TASK TO CARRY OUT:
Reproduce the listing below exactly. Pictures do not belong in the copy.
start EXERCISE DATA
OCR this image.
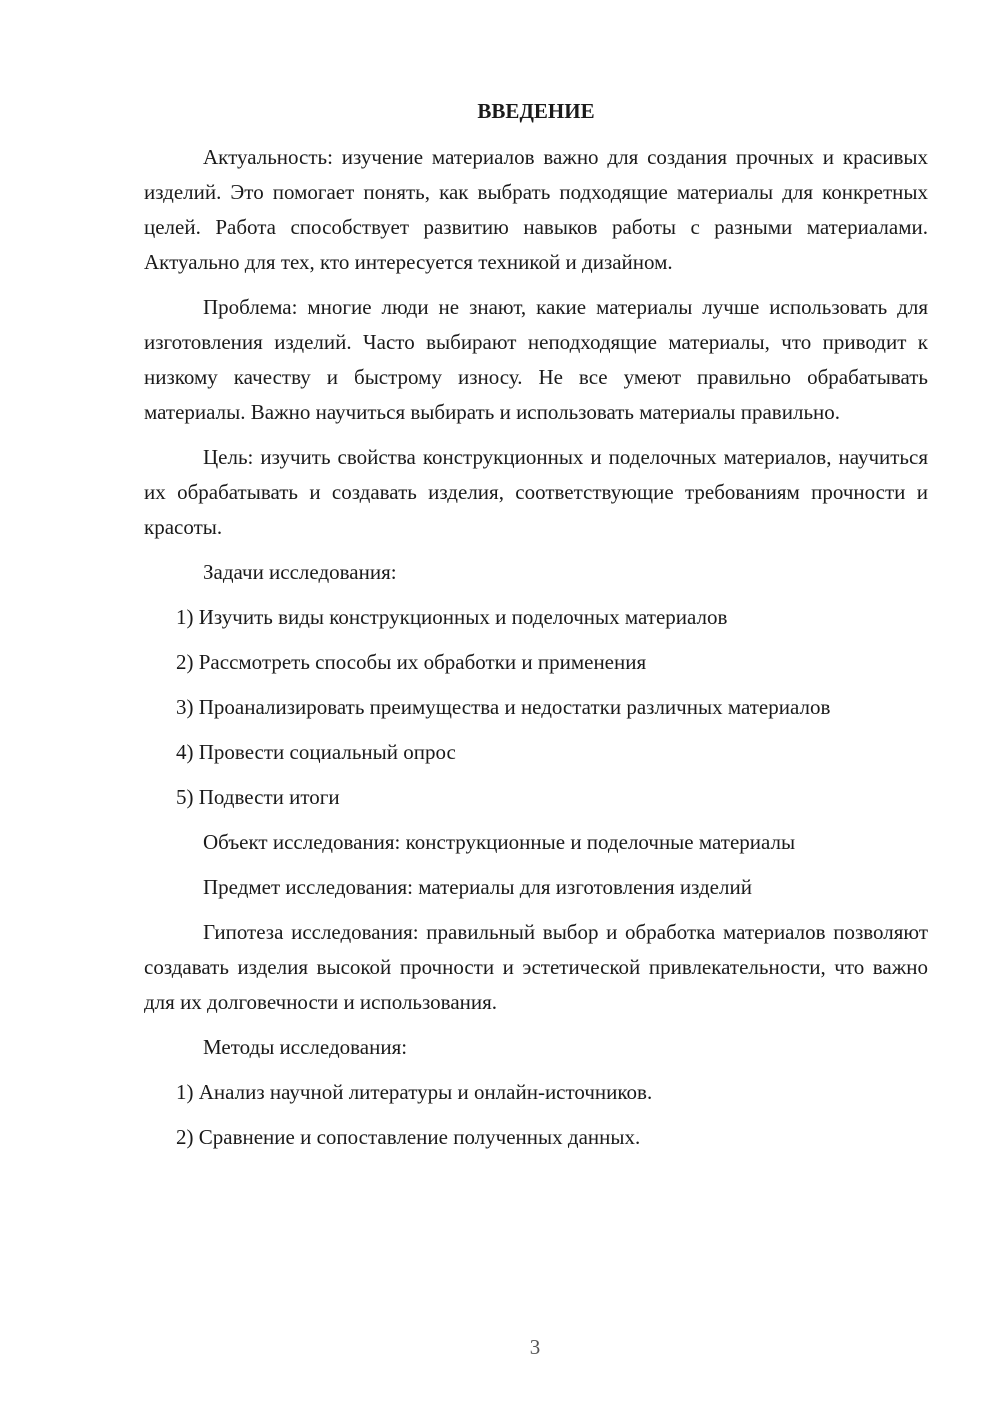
ВВЕДЕНИЕ

Актуальность: изучение материалов важно для создания прочных и красивых изделий. Это помогает понять, как выбрать подходящие материалы для конкретных целей. Работа способствует развитию навыков работы с разными материалами. Актуально для тех, кто интересуется техникой и дизайном.

Проблема: многие люди не знают, какие материалы лучше использовать для изготовления изделий. Часто выбирают неподходящие материалы, что приводит к низкому качеству и быстрому износу. Не все умеют правильно обрабатывать материалы. Важно научиться выбирать и использовать материалы правильно.

Цель: изучить свойства конструкционных и поделочных материалов, научиться их обрабатывать и создавать изделия, соответствующие требованиям прочности и красоты.

Задачи исследования:

1) Изучить виды конструкционных и поделочных материалов

2) Рассмотреть способы их обработки и применения

3) Проанализировать преимущества и недостатки различных материалов

4) Провести социальный опрос

5) Подвести итоги

Объект исследования: конструкционные и поделочные материалы

Предмет исследования: материалы для изготовления изделий

Гипотеза исследования: правильный выбор и обработка материалов позволяют создавать изделия высокой прочности и эстетической привлекательности, что важно для их долговечности и использования.

Методы исследования:

1) Анализ научной литературы и онлайн-источников.

2) Сравнение и сопоставление полученных данных.

3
end EXERCISE DATA
FINAL ANSWER:
OCR this image.
ВВЕДЕНИЕ

Актуальность: изучение материалов важно для создания прочных и красивых изделий. Это помогает понять, как выбрать подходящие материалы для конкретных целей. Работа способствует развитию навыков работы с разными материалами. Актуально для тех, кто интересуется техникой и дизайном.

Проблема: многие люди не знают, какие материалы лучше использовать для изготовления изделий. Часто выбирают неподходящие материалы, что приводит к низкому качеству и быстрому износу. Не все умеют правильно обрабатывать материалы. Важно научиться выбирать и использовать материалы правильно.

Цель: изучить свойства конструкционных и поделочных материалов, научиться их обрабатывать и создавать изделия, соответствующие требованиям прочности и красоты.

Задачи исследования:

1) Изучить виды конструкционных и поделочных материалов

2) Рассмотреть способы их обработки и применения

3) Проанализировать преимущества и недостатки различных материалов

4) Провести социальный опрос

5) Подвести итоги

Объект исследования: конструкционные и поделочные материалы

Предмет исследования: материалы для изготовления изделий

Гипотеза исследования: правильный выбор и обработка материалов позволяют создавать изделия высокой прочности и эстетической привлекательности, что важно для их долговечности и использования.

Методы исследования:

1) Анализ научной литературы и онлайн-источников.

2) Сравнение и сопоставление полученных данных.

3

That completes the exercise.